* [Порядок работы]:
Почему, согласно тексту о Кубе, туда следует ехать поскорее? Ответьте одним-двумя предложениями.

* [Раздел документа]:
--------------------

Ночью, вернувшись в номер, я сонно включил телевизор и узнал, что баскские террористы, в серьёзность намерений которых никто не верил, всё-таки убили ни за что ни про что испанского мальчика, захваченного за пять дней до того близ банка, где он работал. По всем каналам европейского телевидения рыдали его жена и мать. На всех площадях европейских столиц шли скорбные митинги, и пассионарные люди в Мадриде клялись отомстить или пасть, как он.

3. ix.1997
iностранец
Уходящая натура

На Кубу надо ехать скорей. В мире осталось не так много магических мест, где можно почувствовать себя вне времени и в насквозь условном пространстве.

Есть государства, в которых ни одна революция не меняет ситуацию – только упрощает, опошляет её. В России, например, после семнадцатого года получилась та же империя, только для идиотов, после восемьдесят шестого – опять-таки империя, но для бандитов. Куба всегда была и при Фиделе осталась государством для пофигистов. Достаточно посмотреть, как работают кубинцы. По сравнению с ними работяги, которые забивали козла на одной из строек загнивавшего социализма, показались бы стахановцами. Удар ломом по асфальту производится примерно раз в час. Кубинская промышленность без советской поддержки совершенно зачахла, в местных магазинах решительно ничего нет. Население живёт не только за чертой бедности, но и за чертой убожества, однако ошибкой было бы думать, что его это не устраивает.

--------------------

* [Перечень данных]:

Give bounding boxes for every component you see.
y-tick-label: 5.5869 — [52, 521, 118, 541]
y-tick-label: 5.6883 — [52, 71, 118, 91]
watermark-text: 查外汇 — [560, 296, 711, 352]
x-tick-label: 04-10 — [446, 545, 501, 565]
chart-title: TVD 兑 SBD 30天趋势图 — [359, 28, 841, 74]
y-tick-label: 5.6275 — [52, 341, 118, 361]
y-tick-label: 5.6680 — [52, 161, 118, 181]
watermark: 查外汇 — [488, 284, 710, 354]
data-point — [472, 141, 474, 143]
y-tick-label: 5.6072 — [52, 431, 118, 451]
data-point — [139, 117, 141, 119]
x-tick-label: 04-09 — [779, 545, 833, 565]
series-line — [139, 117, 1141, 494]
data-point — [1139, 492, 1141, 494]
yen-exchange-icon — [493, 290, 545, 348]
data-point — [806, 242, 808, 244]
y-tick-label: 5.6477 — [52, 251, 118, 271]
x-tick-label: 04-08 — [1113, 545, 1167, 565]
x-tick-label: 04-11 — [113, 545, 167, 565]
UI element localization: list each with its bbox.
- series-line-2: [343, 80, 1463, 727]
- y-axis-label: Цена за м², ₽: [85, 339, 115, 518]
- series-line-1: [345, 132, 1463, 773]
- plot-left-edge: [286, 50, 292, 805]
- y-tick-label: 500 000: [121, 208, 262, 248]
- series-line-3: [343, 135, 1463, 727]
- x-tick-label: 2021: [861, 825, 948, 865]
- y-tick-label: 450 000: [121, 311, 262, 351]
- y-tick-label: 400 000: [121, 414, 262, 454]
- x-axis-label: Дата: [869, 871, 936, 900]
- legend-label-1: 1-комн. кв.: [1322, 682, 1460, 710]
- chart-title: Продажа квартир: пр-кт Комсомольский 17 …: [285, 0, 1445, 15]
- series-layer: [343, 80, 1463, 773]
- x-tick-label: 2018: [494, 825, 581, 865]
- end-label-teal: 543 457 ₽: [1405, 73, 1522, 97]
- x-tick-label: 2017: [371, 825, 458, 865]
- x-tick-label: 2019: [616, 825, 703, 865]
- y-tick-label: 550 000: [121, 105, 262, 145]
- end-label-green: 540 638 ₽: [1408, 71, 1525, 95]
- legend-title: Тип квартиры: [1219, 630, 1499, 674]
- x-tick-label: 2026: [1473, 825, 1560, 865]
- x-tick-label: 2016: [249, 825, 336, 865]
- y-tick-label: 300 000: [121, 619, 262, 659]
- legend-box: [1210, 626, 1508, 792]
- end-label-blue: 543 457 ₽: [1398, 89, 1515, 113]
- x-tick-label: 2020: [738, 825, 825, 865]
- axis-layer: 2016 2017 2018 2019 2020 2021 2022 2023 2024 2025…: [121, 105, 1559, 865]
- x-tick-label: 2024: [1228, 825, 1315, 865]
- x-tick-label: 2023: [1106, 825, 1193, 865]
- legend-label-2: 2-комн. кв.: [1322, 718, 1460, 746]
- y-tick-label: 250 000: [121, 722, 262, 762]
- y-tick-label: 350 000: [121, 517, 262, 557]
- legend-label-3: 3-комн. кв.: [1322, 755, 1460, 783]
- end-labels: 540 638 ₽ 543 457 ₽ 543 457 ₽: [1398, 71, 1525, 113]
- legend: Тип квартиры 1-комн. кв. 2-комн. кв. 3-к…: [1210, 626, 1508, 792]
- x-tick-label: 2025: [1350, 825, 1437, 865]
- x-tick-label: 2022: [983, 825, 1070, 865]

--------------------

* [Результат выполнения]:
В мире осталось не так много магических мест, где можно почувствовать себя вне времени и в насквозь условном пространстве.